(begin)
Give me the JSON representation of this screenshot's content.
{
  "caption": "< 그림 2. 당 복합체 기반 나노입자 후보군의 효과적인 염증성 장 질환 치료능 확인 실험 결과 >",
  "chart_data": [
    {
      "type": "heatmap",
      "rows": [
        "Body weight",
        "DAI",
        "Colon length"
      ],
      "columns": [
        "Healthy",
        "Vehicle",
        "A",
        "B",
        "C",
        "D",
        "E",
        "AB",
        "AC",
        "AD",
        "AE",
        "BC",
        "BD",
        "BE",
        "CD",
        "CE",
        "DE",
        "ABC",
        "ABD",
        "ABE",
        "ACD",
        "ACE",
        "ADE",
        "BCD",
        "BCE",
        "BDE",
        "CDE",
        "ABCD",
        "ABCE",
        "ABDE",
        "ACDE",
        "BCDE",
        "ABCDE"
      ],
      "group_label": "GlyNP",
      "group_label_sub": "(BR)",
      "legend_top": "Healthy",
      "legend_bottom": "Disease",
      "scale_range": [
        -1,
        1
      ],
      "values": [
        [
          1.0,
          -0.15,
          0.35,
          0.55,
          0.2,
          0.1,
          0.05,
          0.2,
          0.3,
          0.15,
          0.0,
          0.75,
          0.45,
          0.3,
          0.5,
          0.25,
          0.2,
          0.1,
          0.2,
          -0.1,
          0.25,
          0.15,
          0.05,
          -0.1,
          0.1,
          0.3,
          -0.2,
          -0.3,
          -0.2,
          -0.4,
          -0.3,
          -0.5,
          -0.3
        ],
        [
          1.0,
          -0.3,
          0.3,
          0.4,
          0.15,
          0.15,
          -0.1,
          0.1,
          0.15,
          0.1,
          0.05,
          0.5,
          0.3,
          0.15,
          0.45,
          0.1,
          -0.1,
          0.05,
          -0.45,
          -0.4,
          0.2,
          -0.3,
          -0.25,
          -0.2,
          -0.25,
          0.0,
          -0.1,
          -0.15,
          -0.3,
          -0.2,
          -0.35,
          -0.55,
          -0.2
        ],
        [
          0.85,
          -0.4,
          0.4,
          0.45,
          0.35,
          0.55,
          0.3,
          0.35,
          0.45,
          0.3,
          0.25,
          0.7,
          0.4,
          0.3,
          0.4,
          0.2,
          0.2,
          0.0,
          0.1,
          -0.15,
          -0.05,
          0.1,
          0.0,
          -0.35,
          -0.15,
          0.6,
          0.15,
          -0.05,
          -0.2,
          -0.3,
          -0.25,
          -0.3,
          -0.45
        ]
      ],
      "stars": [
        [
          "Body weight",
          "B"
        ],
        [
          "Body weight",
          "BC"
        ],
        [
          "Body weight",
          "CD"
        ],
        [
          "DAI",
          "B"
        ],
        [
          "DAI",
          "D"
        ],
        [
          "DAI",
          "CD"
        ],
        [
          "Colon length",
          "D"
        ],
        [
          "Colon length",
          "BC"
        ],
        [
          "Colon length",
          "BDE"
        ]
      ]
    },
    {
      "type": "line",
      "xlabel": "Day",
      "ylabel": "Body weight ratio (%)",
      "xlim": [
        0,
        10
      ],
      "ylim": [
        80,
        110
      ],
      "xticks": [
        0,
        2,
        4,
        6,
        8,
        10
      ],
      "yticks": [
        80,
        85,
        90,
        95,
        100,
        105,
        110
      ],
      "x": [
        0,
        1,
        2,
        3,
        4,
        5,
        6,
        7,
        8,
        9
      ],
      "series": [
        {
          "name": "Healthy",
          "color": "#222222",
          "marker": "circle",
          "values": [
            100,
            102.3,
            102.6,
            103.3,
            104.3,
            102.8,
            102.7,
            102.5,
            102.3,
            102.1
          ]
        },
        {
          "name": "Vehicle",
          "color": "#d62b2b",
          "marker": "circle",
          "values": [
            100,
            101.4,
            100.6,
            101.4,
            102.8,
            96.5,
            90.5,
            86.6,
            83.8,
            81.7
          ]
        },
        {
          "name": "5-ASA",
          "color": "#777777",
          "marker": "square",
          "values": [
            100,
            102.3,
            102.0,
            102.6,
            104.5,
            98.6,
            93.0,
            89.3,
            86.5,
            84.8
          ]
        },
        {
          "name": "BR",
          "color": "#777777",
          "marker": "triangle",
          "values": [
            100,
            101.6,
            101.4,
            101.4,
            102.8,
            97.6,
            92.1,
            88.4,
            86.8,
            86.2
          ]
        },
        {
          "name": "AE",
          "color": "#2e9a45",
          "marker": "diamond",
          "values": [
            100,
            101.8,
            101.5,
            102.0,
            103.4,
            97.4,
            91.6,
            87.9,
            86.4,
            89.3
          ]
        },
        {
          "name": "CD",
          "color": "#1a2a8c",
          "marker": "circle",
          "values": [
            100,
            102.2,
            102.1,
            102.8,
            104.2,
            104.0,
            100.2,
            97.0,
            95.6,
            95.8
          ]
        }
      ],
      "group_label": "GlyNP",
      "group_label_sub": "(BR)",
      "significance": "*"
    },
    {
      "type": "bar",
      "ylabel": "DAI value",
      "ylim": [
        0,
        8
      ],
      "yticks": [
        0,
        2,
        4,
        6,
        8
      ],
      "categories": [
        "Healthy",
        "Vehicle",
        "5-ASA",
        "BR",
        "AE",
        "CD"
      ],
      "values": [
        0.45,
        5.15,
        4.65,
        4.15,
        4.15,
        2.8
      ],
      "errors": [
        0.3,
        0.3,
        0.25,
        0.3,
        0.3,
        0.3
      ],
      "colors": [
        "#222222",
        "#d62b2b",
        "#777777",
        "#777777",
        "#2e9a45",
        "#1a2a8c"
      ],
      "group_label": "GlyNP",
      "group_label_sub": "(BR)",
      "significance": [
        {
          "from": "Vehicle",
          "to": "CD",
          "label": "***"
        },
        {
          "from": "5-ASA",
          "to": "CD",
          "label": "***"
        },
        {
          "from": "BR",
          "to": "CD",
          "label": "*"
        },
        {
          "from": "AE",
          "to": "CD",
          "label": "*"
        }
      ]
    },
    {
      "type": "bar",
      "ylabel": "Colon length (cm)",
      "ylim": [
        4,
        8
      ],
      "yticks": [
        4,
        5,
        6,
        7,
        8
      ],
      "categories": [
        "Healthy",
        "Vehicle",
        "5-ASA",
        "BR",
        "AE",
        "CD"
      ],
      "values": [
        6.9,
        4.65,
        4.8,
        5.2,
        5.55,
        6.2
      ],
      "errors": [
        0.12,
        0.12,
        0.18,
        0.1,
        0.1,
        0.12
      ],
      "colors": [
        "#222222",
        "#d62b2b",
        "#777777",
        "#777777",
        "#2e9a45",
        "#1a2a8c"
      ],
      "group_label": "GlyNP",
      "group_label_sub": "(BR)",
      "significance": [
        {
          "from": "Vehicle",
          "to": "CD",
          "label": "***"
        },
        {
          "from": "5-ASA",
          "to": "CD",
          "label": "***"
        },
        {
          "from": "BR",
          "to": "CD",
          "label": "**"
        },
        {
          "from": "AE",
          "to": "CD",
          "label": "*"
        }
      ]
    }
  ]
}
(end)
» **TASK TO COMPLETE**:
What is the number of lines in this material that hold the string "name"? Answer with that number only.

» **COMPLETE RESPONSE**:
6